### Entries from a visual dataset
-----

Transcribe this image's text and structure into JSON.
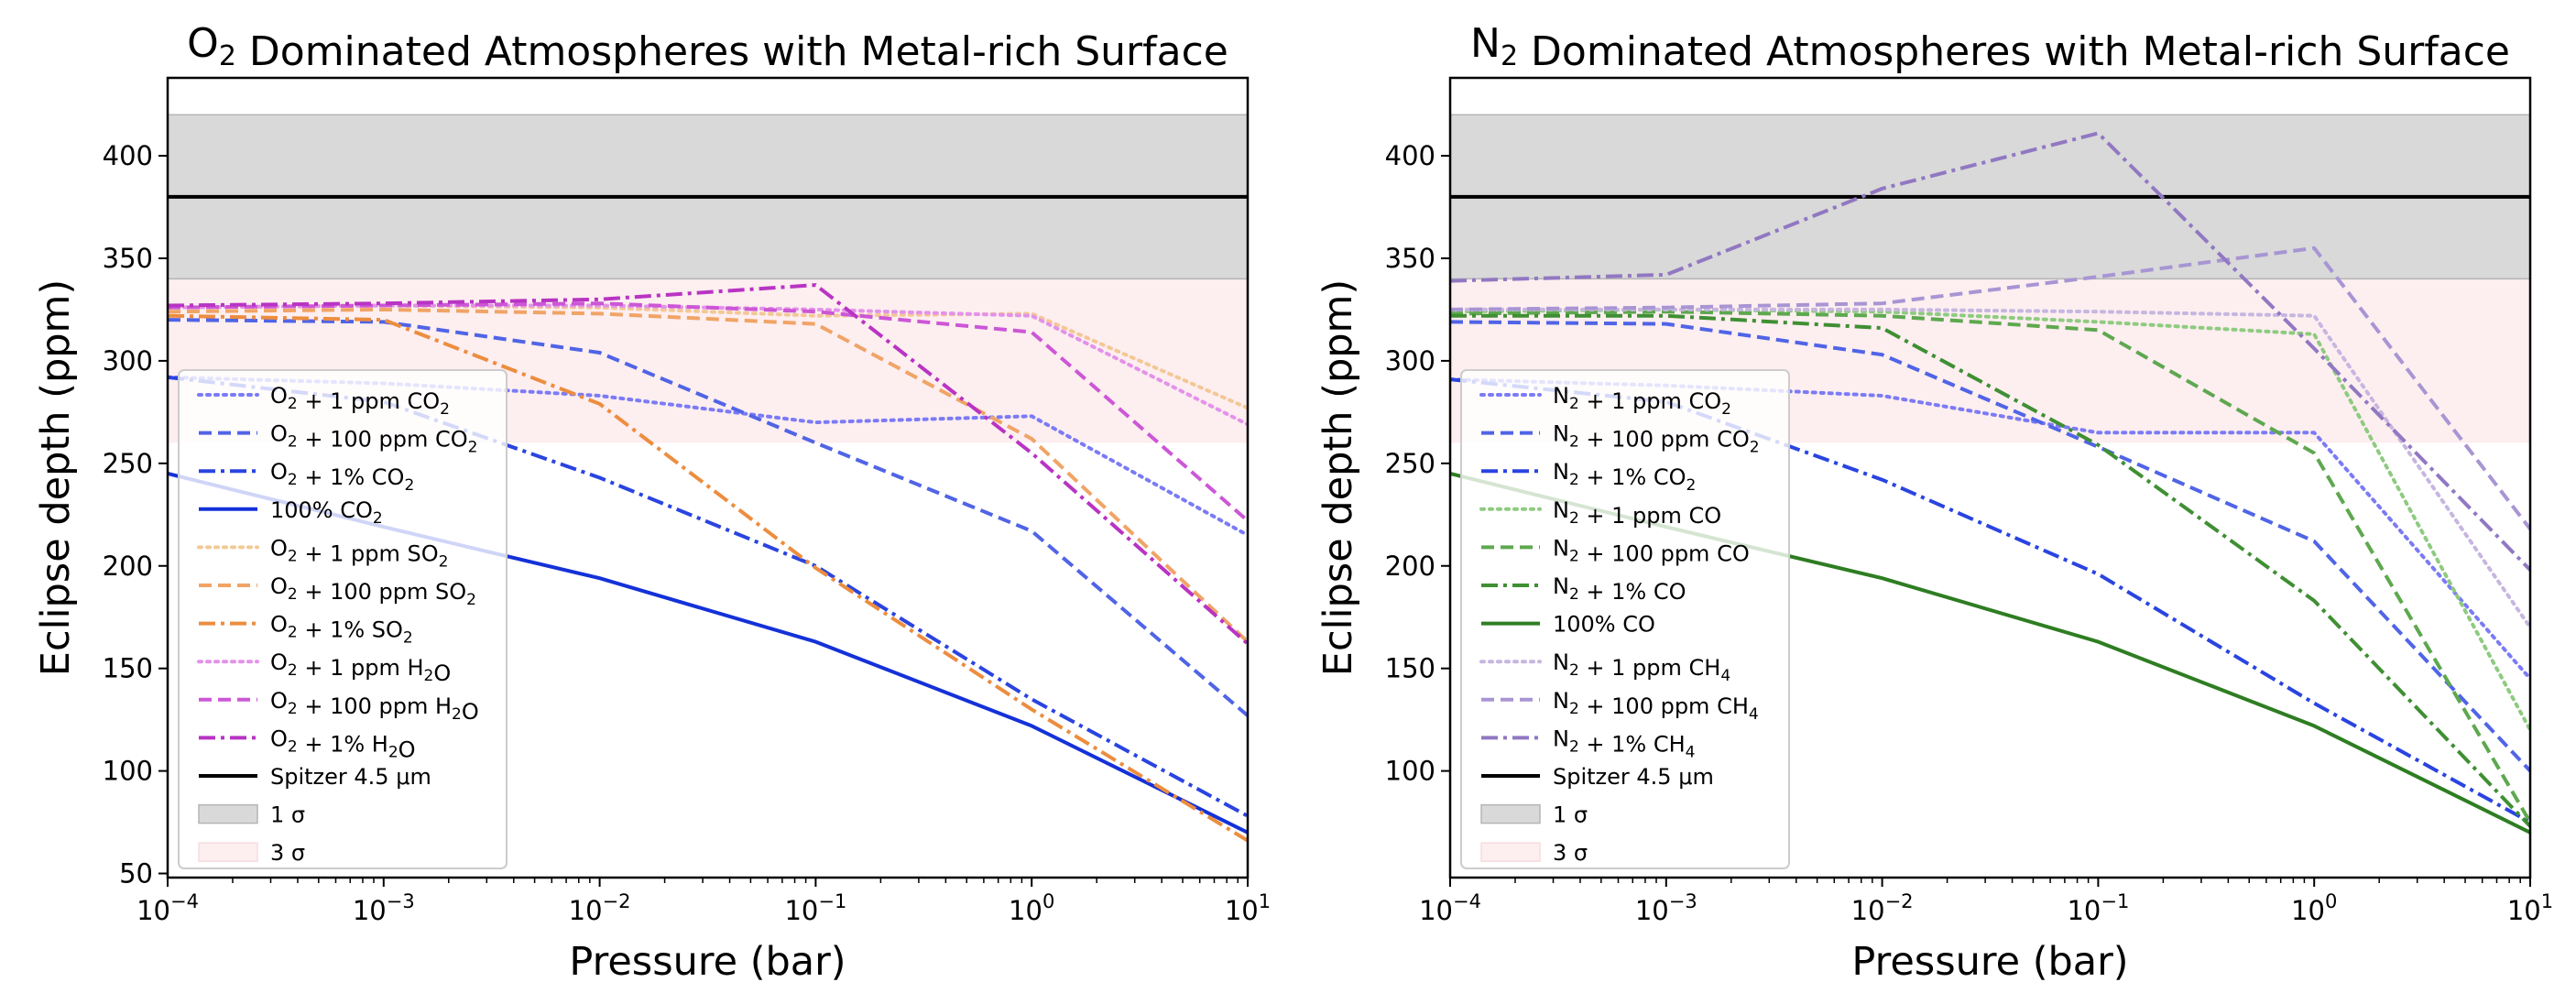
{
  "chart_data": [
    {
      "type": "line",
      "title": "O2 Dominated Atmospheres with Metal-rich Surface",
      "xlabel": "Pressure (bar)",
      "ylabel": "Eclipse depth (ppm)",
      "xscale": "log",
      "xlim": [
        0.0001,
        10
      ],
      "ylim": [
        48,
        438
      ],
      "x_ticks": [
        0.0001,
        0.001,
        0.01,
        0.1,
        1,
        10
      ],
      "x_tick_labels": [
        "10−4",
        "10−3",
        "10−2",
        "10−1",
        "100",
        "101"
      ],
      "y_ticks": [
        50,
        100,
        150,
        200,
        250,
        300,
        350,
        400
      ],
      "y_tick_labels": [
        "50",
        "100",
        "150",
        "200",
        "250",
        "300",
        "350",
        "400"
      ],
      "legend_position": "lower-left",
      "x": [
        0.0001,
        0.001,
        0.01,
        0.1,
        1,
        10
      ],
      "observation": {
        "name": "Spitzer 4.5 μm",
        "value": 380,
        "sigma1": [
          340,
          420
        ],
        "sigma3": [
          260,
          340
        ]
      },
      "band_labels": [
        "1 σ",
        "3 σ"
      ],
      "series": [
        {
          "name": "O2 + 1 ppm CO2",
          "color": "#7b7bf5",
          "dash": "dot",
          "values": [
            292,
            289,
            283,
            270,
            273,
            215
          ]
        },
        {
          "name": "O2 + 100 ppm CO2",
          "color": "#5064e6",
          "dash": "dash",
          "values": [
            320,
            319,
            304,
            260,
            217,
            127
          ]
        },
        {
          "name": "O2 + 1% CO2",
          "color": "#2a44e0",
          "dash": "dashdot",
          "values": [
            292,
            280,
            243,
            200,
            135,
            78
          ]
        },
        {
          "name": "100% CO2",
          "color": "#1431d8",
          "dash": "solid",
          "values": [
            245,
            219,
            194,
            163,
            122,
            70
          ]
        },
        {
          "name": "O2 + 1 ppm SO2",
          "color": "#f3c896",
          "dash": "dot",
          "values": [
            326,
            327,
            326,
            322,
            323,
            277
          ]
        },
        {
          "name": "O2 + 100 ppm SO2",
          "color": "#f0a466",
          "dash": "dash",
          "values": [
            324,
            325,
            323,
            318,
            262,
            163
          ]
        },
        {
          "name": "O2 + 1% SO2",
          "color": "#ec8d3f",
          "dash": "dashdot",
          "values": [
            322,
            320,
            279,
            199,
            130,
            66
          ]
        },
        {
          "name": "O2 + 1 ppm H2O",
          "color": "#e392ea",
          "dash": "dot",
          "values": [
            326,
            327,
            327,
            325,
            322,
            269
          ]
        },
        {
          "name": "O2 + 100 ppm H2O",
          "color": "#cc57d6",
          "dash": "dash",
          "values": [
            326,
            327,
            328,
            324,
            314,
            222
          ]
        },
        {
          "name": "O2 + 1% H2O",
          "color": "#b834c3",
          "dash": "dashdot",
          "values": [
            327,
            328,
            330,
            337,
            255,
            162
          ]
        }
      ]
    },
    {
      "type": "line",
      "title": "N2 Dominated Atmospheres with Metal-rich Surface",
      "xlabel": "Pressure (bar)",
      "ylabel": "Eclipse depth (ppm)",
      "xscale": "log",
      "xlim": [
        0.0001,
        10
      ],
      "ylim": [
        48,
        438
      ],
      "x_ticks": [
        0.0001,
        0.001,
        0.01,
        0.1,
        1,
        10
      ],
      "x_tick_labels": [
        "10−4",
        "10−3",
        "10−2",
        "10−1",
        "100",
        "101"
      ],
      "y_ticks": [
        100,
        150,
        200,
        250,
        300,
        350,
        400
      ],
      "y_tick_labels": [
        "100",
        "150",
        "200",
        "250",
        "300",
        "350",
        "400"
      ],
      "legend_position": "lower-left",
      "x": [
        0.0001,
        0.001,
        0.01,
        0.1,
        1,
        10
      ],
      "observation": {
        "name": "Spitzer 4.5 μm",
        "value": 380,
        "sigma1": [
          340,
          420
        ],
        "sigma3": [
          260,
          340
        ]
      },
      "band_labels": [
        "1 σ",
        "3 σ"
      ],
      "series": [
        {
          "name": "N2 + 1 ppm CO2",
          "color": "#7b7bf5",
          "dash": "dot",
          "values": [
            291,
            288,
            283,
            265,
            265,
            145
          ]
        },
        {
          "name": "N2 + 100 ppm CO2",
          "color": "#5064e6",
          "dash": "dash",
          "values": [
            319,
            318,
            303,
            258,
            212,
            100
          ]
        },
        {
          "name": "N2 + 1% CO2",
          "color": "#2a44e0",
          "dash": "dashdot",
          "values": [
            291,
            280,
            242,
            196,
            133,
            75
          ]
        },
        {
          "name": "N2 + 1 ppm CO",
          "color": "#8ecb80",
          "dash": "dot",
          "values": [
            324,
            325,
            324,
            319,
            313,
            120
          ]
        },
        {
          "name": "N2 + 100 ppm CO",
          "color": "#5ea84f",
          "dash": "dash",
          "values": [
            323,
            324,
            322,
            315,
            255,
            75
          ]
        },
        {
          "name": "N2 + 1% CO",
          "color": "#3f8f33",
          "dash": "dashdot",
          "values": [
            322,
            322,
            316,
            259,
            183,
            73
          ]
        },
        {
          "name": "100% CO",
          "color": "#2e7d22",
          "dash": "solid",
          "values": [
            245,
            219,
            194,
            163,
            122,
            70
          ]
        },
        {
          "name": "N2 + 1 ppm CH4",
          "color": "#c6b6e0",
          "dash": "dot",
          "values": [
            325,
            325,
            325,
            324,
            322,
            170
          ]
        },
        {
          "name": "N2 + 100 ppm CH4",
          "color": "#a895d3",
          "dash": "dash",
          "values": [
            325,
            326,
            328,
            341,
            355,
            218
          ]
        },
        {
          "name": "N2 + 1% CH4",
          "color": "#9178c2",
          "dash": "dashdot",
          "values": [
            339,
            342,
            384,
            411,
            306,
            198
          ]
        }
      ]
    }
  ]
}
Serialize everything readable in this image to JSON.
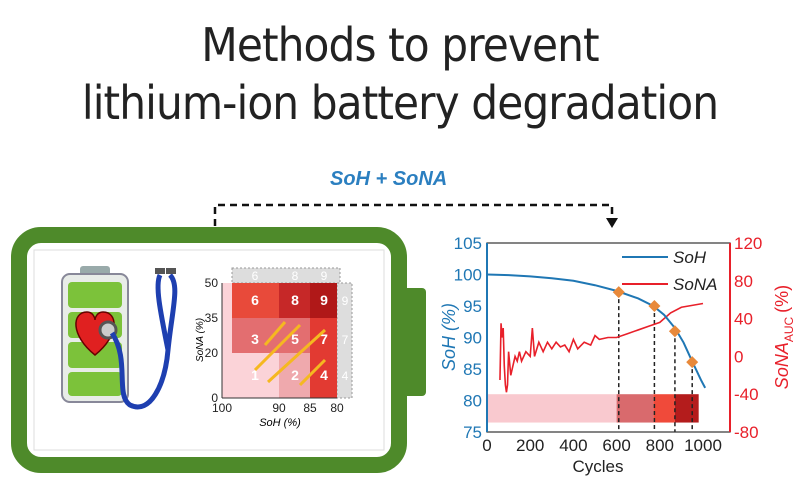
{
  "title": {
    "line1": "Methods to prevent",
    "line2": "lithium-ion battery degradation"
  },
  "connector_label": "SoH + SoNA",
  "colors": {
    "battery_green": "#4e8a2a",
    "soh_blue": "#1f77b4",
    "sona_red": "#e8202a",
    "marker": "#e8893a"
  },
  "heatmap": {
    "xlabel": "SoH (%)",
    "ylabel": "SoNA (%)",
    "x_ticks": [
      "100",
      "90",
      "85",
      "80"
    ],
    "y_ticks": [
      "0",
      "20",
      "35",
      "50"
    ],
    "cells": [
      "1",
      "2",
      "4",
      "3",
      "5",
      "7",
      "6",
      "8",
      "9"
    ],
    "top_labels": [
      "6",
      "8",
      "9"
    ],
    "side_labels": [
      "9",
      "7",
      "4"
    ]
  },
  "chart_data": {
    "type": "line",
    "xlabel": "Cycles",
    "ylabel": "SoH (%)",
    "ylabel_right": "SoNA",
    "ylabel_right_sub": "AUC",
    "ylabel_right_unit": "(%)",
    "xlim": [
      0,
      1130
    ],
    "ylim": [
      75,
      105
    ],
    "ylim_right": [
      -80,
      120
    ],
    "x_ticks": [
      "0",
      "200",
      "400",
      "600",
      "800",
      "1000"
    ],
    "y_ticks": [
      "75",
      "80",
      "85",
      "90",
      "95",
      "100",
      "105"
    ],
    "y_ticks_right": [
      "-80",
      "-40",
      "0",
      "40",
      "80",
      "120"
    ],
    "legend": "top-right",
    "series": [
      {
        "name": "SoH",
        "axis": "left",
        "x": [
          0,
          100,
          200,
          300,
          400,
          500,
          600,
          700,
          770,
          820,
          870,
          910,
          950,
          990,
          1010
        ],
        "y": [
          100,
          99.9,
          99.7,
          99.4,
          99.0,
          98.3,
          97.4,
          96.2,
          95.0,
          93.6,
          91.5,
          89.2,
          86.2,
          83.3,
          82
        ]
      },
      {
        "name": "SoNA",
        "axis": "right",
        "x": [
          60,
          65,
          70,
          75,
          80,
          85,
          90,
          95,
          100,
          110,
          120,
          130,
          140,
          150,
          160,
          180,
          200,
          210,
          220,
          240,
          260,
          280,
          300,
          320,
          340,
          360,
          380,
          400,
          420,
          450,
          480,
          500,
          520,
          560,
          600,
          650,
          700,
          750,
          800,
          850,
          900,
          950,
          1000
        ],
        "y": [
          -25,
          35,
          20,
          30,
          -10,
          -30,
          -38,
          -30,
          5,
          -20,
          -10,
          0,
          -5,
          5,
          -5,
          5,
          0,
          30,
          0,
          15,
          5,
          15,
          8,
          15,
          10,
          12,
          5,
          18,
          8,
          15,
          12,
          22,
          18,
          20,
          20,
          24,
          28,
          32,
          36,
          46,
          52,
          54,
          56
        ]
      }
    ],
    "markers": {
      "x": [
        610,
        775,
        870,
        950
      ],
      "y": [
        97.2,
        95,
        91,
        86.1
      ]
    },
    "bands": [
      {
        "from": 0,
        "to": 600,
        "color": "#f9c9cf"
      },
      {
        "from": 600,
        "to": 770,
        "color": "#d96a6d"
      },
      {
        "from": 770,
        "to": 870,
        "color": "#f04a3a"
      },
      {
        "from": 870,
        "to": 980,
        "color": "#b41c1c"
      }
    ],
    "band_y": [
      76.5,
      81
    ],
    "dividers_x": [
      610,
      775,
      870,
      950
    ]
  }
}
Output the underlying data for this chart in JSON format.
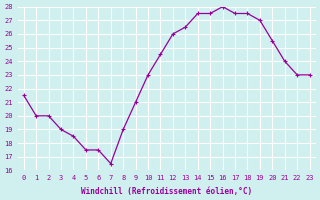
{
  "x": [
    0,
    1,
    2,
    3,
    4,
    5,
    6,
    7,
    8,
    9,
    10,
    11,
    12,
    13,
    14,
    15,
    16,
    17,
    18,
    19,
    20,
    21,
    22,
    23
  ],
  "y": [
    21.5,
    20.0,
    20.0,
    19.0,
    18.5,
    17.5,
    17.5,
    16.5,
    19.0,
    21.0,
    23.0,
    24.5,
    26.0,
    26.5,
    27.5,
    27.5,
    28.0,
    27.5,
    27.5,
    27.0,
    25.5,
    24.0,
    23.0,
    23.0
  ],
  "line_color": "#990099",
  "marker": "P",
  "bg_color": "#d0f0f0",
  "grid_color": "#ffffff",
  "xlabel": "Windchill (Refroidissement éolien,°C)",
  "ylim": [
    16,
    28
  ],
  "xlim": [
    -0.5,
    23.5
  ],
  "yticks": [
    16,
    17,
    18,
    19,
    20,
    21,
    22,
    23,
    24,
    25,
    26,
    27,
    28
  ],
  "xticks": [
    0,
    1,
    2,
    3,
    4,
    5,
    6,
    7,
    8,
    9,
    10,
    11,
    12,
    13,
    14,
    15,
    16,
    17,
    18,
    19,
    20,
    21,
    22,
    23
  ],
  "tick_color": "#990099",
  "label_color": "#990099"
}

-----

### WHAT TO DO
Extract only the lines from the line containing "Output the underlying" through the final line of the records; keep both ends and drop every picture.

### COMPLETE OUTPUT
Output the underlying data for this chart in JSON format.
{
  "x": [
    0,
    1,
    2,
    3,
    4,
    5,
    6,
    7,
    8,
    9,
    10,
    11,
    12,
    13,
    14,
    15,
    16,
    17,
    18,
    19,
    20,
    21,
    22,
    23
  ],
  "y": [
    21.5,
    20.0,
    20.0,
    19.0,
    18.5,
    17.5,
    17.5,
    16.5,
    19.0,
    21.0,
    23.0,
    24.5,
    26.0,
    26.5,
    27.5,
    27.5,
    28.0,
    27.5,
    27.5,
    27.0,
    25.5,
    24.0,
    23.0,
    23.0
  ],
  "line_color": "#990099",
  "marker": "P",
  "bg_color": "#d0f0f0",
  "grid_color": "#ffffff",
  "xlabel": "Windchill (Refroidissement éolien,°C)",
  "ylim": [
    16,
    28
  ],
  "xlim": [
    -0.5,
    23.5
  ],
  "yticks": [
    16,
    17,
    18,
    19,
    20,
    21,
    22,
    23,
    24,
    25,
    26,
    27,
    28
  ],
  "xticks": [
    0,
    1,
    2,
    3,
    4,
    5,
    6,
    7,
    8,
    9,
    10,
    11,
    12,
    13,
    14,
    15,
    16,
    17,
    18,
    19,
    20,
    21,
    22,
    23
  ],
  "tick_color": "#990099",
  "label_color": "#990099"
}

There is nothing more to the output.